***** Passage fourni
Le trauma à toutes les sauces ou la ratatouille théorique des quatre saisons

Par Amin Hadj-Mouri(*)

Je réponds ici à l'entretien que Karima Lazali a donné au Soir d'Algérie. Mon propos sera nécessairement condensé. Je prépare un écrit plus étoffé, qui fait suite à celui que j'ai déjà mis sur le site de l'AECF Lille, sous le titre : «Pourquoi nombre de révolutions...»
Alors que la société algérienne traverse une crise essentielle et décisive pour son avenir, la responsabilité des intellectuels est capitale quant aux lectures qu'ils proposent et mettent à disposition de leur peuple, quels que soient les choix ultérieurs que fera ce dernier. Car sa responsabilité est tout aussi importante, et l'argument facile et fallacieux, souvent usité «on ne savait pas», ne vaudra plus.
**********
***** Données brutes
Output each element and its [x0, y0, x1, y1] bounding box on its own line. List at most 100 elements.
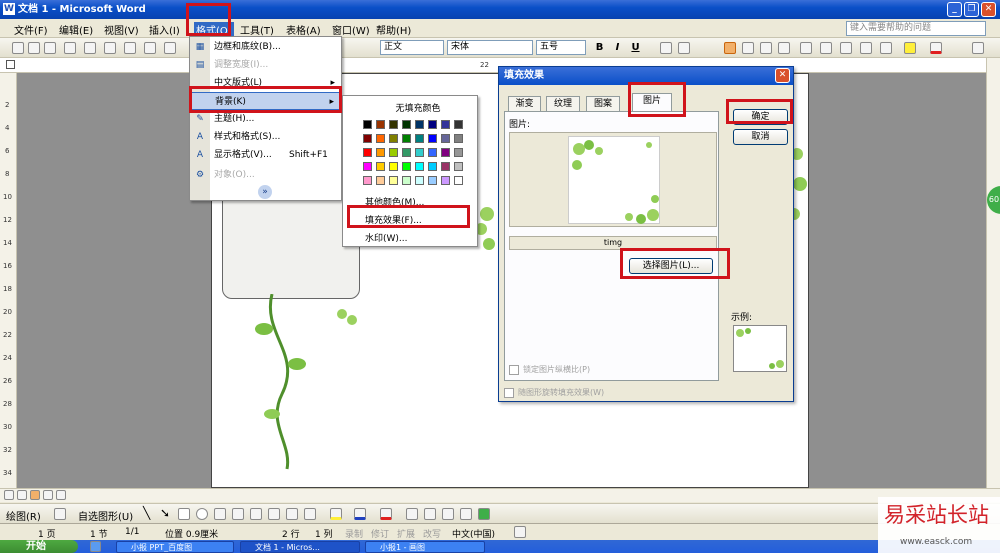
color-swatch[interactable] — [454, 120, 463, 129]
toolbar-options-icon[interactable] — [972, 42, 984, 54]
diagram-icon[interactable] — [268, 508, 280, 520]
dash-style-icon[interactable] — [424, 508, 436, 520]
color-swatch[interactable] — [415, 162, 424, 171]
cancel-button[interactable]: 取消 — [733, 129, 788, 145]
reading-view-icon[interactable] — [56, 490, 66, 500]
color-swatch[interactable] — [376, 120, 385, 129]
color-swatch[interactable] — [389, 176, 398, 185]
color-swatch[interactable] — [402, 162, 411, 171]
no-fill-color-button[interactable]: 无填充颜色 — [351, 101, 485, 114]
arrow-style-icon[interactable] — [442, 508, 454, 520]
task-word[interactable]: 文档 1 - Micros... — [240, 541, 360, 553]
color-swatch[interactable] — [441, 176, 450, 185]
color-swatch[interactable] — [428, 162, 437, 171]
status-record[interactable]: 录制 — [345, 527, 363, 540]
font-color-icon[interactable] — [930, 42, 942, 54]
menu-insert[interactable]: 插入(I) — [149, 22, 180, 37]
tab-selector-icon[interactable] — [6, 60, 15, 69]
color-swatch[interactable] — [389, 148, 398, 157]
tab-gradient[interactable]: 渐变 — [508, 96, 541, 111]
copy-icon[interactable] — [164, 42, 176, 54]
insert-picture-icon[interactable] — [304, 508, 316, 520]
char-border-icon[interactable] — [660, 42, 672, 54]
color-swatch[interactable] — [415, 176, 424, 185]
color-swatch[interactable] — [389, 134, 398, 143]
tab-texture[interactable]: 纹理 — [546, 96, 580, 111]
status-track[interactable]: 修订 — [371, 527, 389, 540]
color-swatch[interactable] — [415, 120, 424, 129]
tab-pattern[interactable]: 图案 — [586, 96, 620, 111]
color-swatch[interactable] — [454, 134, 463, 143]
preview-icon[interactable] — [104, 42, 116, 54]
vertical-scrollbar[interactable]: 60 — [986, 58, 1000, 493]
spelling-status-icon[interactable] — [514, 526, 526, 538]
italic-button[interactable]: I — [610, 40, 625, 55]
textbox-icon[interactable] — [214, 508, 226, 520]
print-view-icon[interactable] — [30, 490, 40, 500]
oval-icon[interactable] — [196, 508, 208, 520]
color-swatch[interactable] — [454, 148, 463, 157]
color-swatch[interactable] — [376, 176, 385, 185]
arrow-icon[interactable]: ➘ — [160, 506, 170, 520]
show-desktop-icon[interactable] — [90, 541, 101, 552]
line-icon[interactable]: ╲ — [143, 506, 150, 520]
fill-color-icon[interactable] — [330, 508, 342, 520]
rotate-with-shape-checkbox[interactable] — [504, 388, 514, 398]
color-swatch[interactable] — [363, 176, 372, 185]
color-swatch[interactable] — [363, 120, 372, 129]
bullets-icon[interactable] — [840, 42, 852, 54]
status-extend[interactable]: 扩展 — [397, 527, 415, 540]
permission-icon[interactable] — [64, 42, 76, 54]
decrease-indent-icon[interactable] — [860, 42, 872, 54]
menu-view[interactable]: 视图(V) — [104, 22, 139, 37]
3d-icon[interactable] — [478, 508, 490, 520]
style-select[interactable]: 正文 — [380, 40, 444, 55]
wordart-icon[interactable] — [250, 508, 262, 520]
close-window-button[interactable]: ✕ — [981, 2, 996, 17]
color-swatch[interactable] — [363, 162, 372, 171]
normal-view-icon[interactable] — [4, 490, 14, 500]
rectangle-icon[interactable] — [178, 508, 190, 520]
help-search-input[interactable]: 键入需要帮助的问题 — [846, 21, 986, 36]
dialog-close-button[interactable]: ✕ — [775, 68, 790, 83]
watermark-item[interactable]: 水印(W)... — [365, 231, 499, 244]
color-swatch[interactable] — [415, 134, 424, 143]
draw-menu-button[interactable]: 绘图(R) — [6, 508, 41, 523]
color-swatch[interactable] — [402, 176, 411, 185]
new-icon[interactable] — [12, 42, 24, 54]
autoshapes-button[interactable]: 自选图形(U) — [78, 508, 133, 523]
bold-button[interactable]: B — [592, 40, 607, 55]
color-swatch[interactable] — [441, 162, 450, 171]
cut-icon[interactable] — [144, 42, 156, 54]
menu-tools[interactable]: 工具(T) — [240, 22, 274, 37]
underline-button[interactable]: U — [628, 40, 643, 55]
draw-font-color-icon[interactable] — [380, 508, 392, 520]
outline-view-icon[interactable] — [43, 490, 53, 500]
status-overtype[interactable]: 改写 — [423, 527, 441, 540]
color-swatch[interactable] — [415, 148, 424, 157]
line-style-icon[interactable] — [406, 508, 418, 520]
menu-item-borders[interactable]: ▦ 边框和底纹(B)... — [190, 38, 341, 56]
menu-table[interactable]: 表格(A) — [286, 22, 321, 37]
color-swatch[interactable] — [454, 176, 463, 185]
minimize-button[interactable]: _ — [947, 2, 962, 17]
line-color-icon[interactable] — [354, 508, 366, 520]
menu-file[interactable]: 文件(F) — [14, 22, 48, 37]
shadow-icon[interactable] — [460, 508, 472, 520]
color-swatch[interactable] — [376, 148, 385, 157]
color-swatch[interactable] — [402, 134, 411, 143]
menu-item-styles[interactable]: A 样式和格式(S)... — [190, 128, 341, 146]
menu-edit[interactable]: 编辑(E) — [59, 22, 93, 37]
align-justify-icon[interactable] — [724, 42, 736, 54]
color-swatch[interactable] — [363, 134, 372, 143]
align-right-icon[interactable] — [760, 42, 772, 54]
expand-menu-icon[interactable]: » — [258, 185, 272, 199]
start-button[interactable]: 开始 — [0, 540, 78, 553]
line-spacing-icon[interactable] — [800, 42, 812, 54]
clipart-icon[interactable] — [286, 508, 298, 520]
char-shading-icon[interactable] — [678, 42, 690, 54]
spelling-icon[interactable] — [124, 42, 136, 54]
highlight-icon[interactable] — [904, 42, 916, 54]
increase-indent-icon[interactable] — [880, 42, 892, 54]
color-swatch[interactable] — [376, 162, 385, 171]
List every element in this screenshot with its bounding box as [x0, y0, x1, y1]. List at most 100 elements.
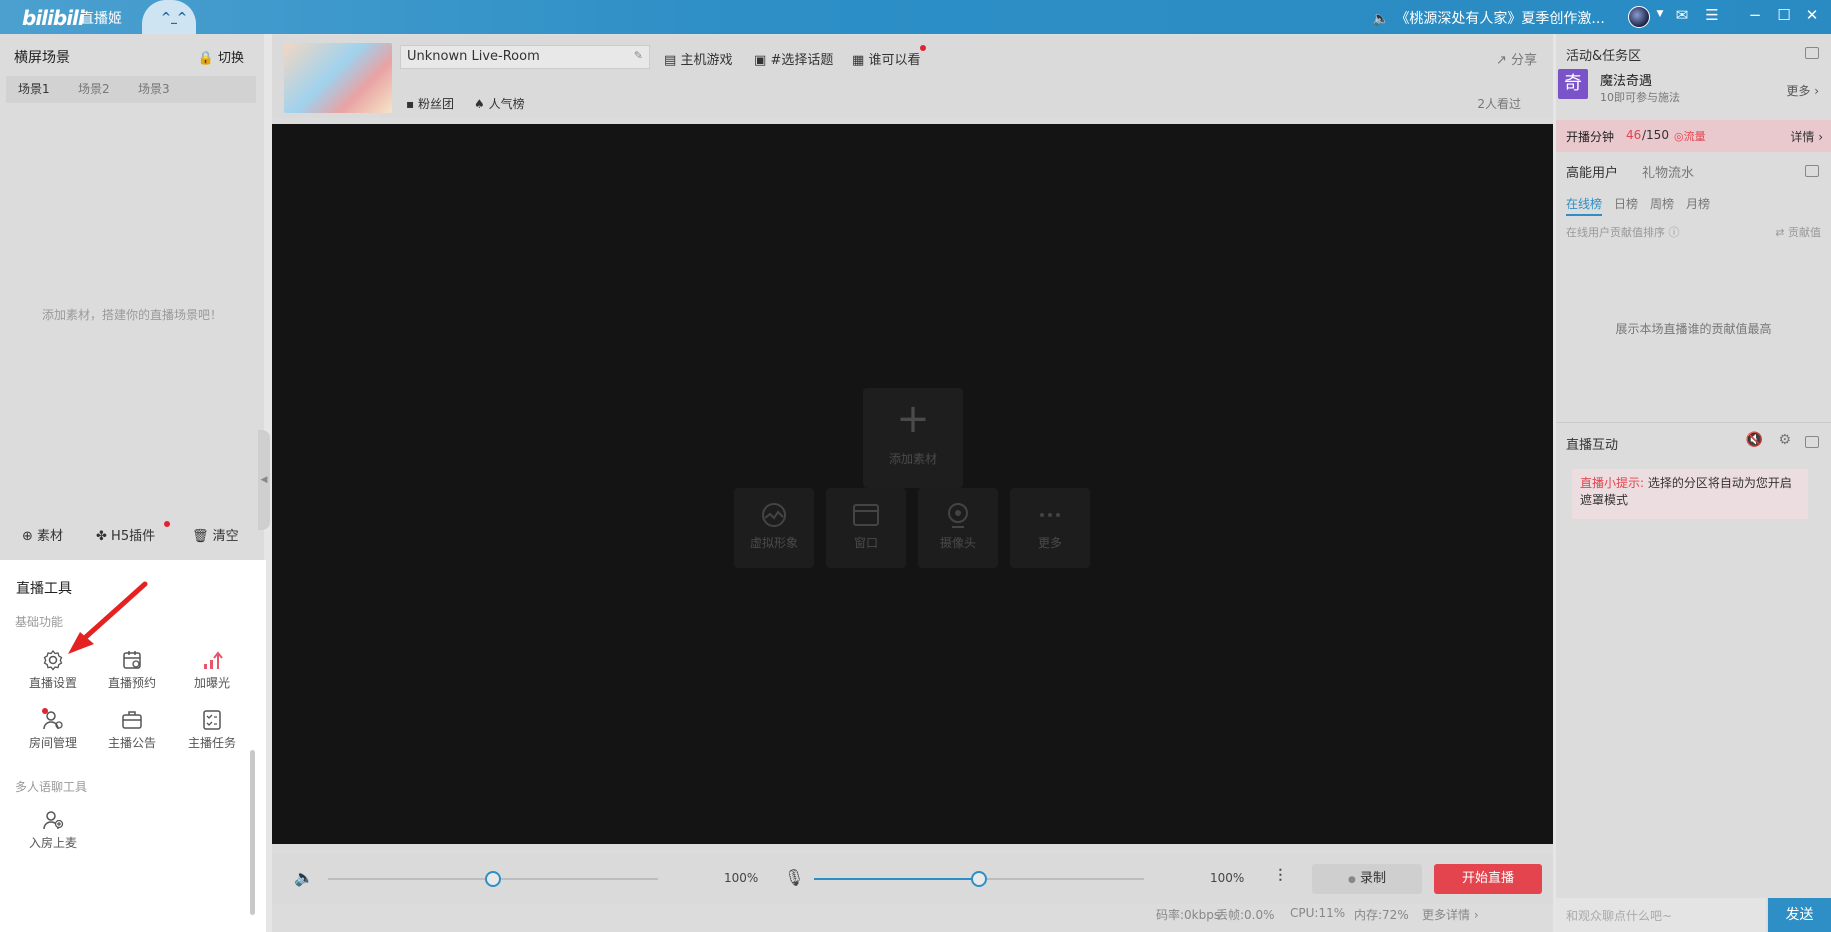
info-icon: ⓘ: [1668, 226, 1680, 239]
scene-empty-tip: 添加素材，搭建你的直播场景吧！: [41, 308, 222, 322]
tip-prefix: 直播小提示:: [1580, 476, 1645, 490]
flow-label: 流量: [1683, 130, 1706, 143]
add-icon: ⊕: [22, 529, 33, 544]
source-window-button[interactable]: 窗口: [826, 488, 906, 568]
record-button[interactable]: ● 录制: [1312, 864, 1422, 894]
tool-streamer-tasks[interactable]: 主播任务: [177, 708, 247, 751]
share-button[interactable]: ↗ 分享: [1496, 49, 1537, 68]
bitrate-status: 码率:0kbps: [1156, 908, 1221, 922]
mic-volume-value: 100%: [1210, 871, 1245, 885]
virtual-avatar-icon: [762, 503, 786, 527]
minutes-value: 46: [1626, 128, 1642, 142]
switch-label: 切换: [217, 51, 244, 66]
mixer-icon[interactable]: ⫶: [1278, 866, 1283, 887]
tool-label: 主播公告: [107, 736, 156, 750]
source-label: 窗口: [853, 536, 878, 550]
close-icon[interactable]: ✕: [1802, 6, 1822, 24]
collapse-handle[interactable]: ◀: [258, 430, 270, 530]
mic-volume-slider[interactable]: [814, 871, 1144, 887]
edit-icon: ✎: [633, 49, 643, 62]
interaction-header: 直播互动: [1566, 438, 1619, 453]
preview-stage[interactable]: + 添加素材 虚拟形象 窗口 摄像头 更多: [272, 124, 1553, 844]
send-button[interactable]: 发送: [1768, 898, 1831, 932]
popularity-button[interactable]: ♠ 人气榜: [474, 95, 525, 112]
material-button[interactable]: ⊕ 素材: [22, 525, 63, 544]
flow-tag: ◎流量: [1674, 128, 1706, 144]
start-live-button[interactable]: 开始直播: [1434, 864, 1542, 894]
tool-join-mic[interactable]: 入房上麦: [18, 808, 88, 851]
tab-gift-flow[interactable]: 礼物流水: [1642, 162, 1694, 181]
popout-icon[interactable]: [1805, 47, 1819, 59]
fan-club-button[interactable]: ▪ 粉丝团: [406, 95, 454, 112]
tool-boost-exposure[interactable]: 加曝光: [177, 648, 247, 691]
mute-icon[interactable]: 🔇: [1746, 432, 1763, 448]
mic-volume-knob[interactable]: [971, 871, 987, 887]
tab-online-rank[interactable]: 在线榜: [1566, 195, 1603, 216]
clear-button[interactable]: 🗑 清空: [192, 525, 239, 544]
h5-plugin-button[interactable]: ✤ H5插件: [96, 525, 155, 544]
topic-selector[interactable]: ▣ #选择话题: [754, 49, 833, 68]
tool-announcement[interactable]: 主播公告: [97, 708, 167, 751]
source-avatar-button[interactable]: 虚拟形象: [734, 488, 814, 568]
tool-label: 加曝光: [193, 676, 230, 690]
center-panel: Unknown Live-Room ✎ ▤ 主机游戏 ▣ #选择话题 ▦ 谁可以…: [272, 34, 1553, 932]
share-icon: ↗: [1495, 53, 1507, 68]
menu-icon[interactable]: ☰: [1702, 6, 1722, 24]
speaker-volume-icon[interactable]: 🔈: [294, 868, 314, 887]
tab-scene-2[interactable]: 场景2: [78, 80, 110, 97]
mic-icon[interactable]: 🎙: [784, 868, 804, 887]
speaker-volume-knob[interactable]: [485, 871, 501, 887]
source-camera-button[interactable]: 摄像头: [918, 488, 998, 568]
add-material-label: 添加素材: [888, 452, 937, 466]
gear-icon[interactable]: ⚙: [1778, 432, 1791, 448]
room-title-input[interactable]: Unknown Live-Room ✎: [400, 45, 650, 69]
speaker-volume-value: 100%: [724, 871, 759, 885]
contribution-sort-button[interactable]: ⇄ 贡献值: [1775, 224, 1821, 240]
flow-icon: ◎: [1674, 130, 1684, 143]
audio-control-bar: 🔈 100% 🎙 100% ⫶ ● 录制 开始直播: [272, 854, 1553, 904]
memory-status: 内存:72%: [1354, 908, 1409, 922]
tab-daily-rank[interactable]: 日榜: [1614, 195, 1638, 212]
tab-monthly-rank[interactable]: 月榜: [1686, 195, 1710, 212]
swap-icon: ⇄: [1775, 226, 1785, 239]
popout-icon[interactable]: [1805, 436, 1819, 448]
switch-button[interactable]: 🔒 切换: [198, 47, 244, 66]
user-avatar[interactable]: [1628, 6, 1650, 28]
room-cover-image[interactable]: [284, 43, 392, 113]
add-material-button[interactable]: + 添加素材: [863, 388, 963, 488]
maximize-icon[interactable]: ☐: [1774, 6, 1794, 24]
more-details-link[interactable]: 更多详情 ›: [1422, 906, 1479, 923]
activity-title[interactable]: 魔法奇遇: [1600, 70, 1652, 89]
tab-scene-3[interactable]: 场景3: [138, 80, 170, 97]
more-details-label: 更多详情: [1422, 908, 1471, 922]
tool-room-management[interactable]: 房间管理: [18, 708, 88, 751]
lock-icon: 🔒: [197, 51, 214, 66]
live-tip-box: 直播小提示: 选择的分区将自动为您开启遮罩模式: [1572, 469, 1808, 519]
section-divider: [1556, 422, 1831, 423]
minutes-label: 开播分钟: [1566, 130, 1615, 144]
minimize-icon[interactable]: −: [1745, 6, 1765, 24]
speaker-volume-slider[interactable]: [328, 871, 658, 887]
popout-icon[interactable]: [1805, 165, 1819, 177]
badge-icon: ▪: [406, 97, 415, 111]
tab-high-energy-users[interactable]: 高能用户: [1566, 162, 1618, 181]
cpu-status: CPU:11%: [1290, 906, 1346, 920]
source-more-button[interactable]: 更多: [1010, 488, 1090, 568]
app-name: 直播姬: [80, 11, 122, 27]
tool-label: 主播任务: [187, 736, 236, 750]
notice-banner[interactable]: 🔈 《桃源深处有人家》夏季创作激...: [1372, 8, 1605, 28]
tools-scrollbar[interactable]: [250, 750, 255, 915]
minutes-detail-link[interactable]: 详情 ›: [1790, 128, 1823, 145]
tab-scene-1[interactable]: 场景1: [18, 80, 50, 97]
minutes-total: /150: [1642, 128, 1669, 142]
chat-input[interactable]: 和观众聊点什么吧~: [1556, 898, 1766, 932]
mail-icon[interactable]: ✉: [1672, 6, 1692, 24]
tab-weekly-rank[interactable]: 周榜: [1650, 195, 1674, 212]
more-icon: [1040, 513, 1060, 517]
detail-label: 详情: [1790, 130, 1815, 144]
visibility-selector[interactable]: ▦ 谁可以看: [852, 49, 920, 68]
category-selector[interactable]: ▤ 主机游戏: [664, 49, 732, 68]
chevron-down-icon[interactable]: ▼: [1650, 9, 1670, 19]
user-add-icon: [43, 811, 64, 830]
activity-more-link[interactable]: 更多 ›: [1786, 82, 1819, 99]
**********
Consigne: Reprenez le passage fourni, de « Le trauma à » jusqu'à « ne vaudra plus. », en échangeant « intellectuels » contre « penseurs ».

Résultat:
Le trauma à toutes les sauces ou la ratatouille théorique des quatre saisons

Par Amin Hadj-Mouri(*)

Je réponds ici à l'entretien que Karima Lazali a donné au Soir d'Algérie. Mon propos sera nécessairement condensé. Je prépare un écrit plus étoffé, qui fait suite à celui que j'ai déjà mis sur le site de l'AECF Lille, sous le titre : «Pourquoi nombre de révolutions...»
Alors que la société algérienne traverse une crise essentielle et décisive pour son avenir, la responsabilité des penseurs est capitale quant aux lectures qu'ils proposent et mettent à disposition de leur peuple, quels que soient les choix ultérieurs que fera ce dernier. Car sa responsabilité est tout aussi importante, et l'argument facile et fallacieux, souvent usité «on ne savait pas», ne vaudra plus.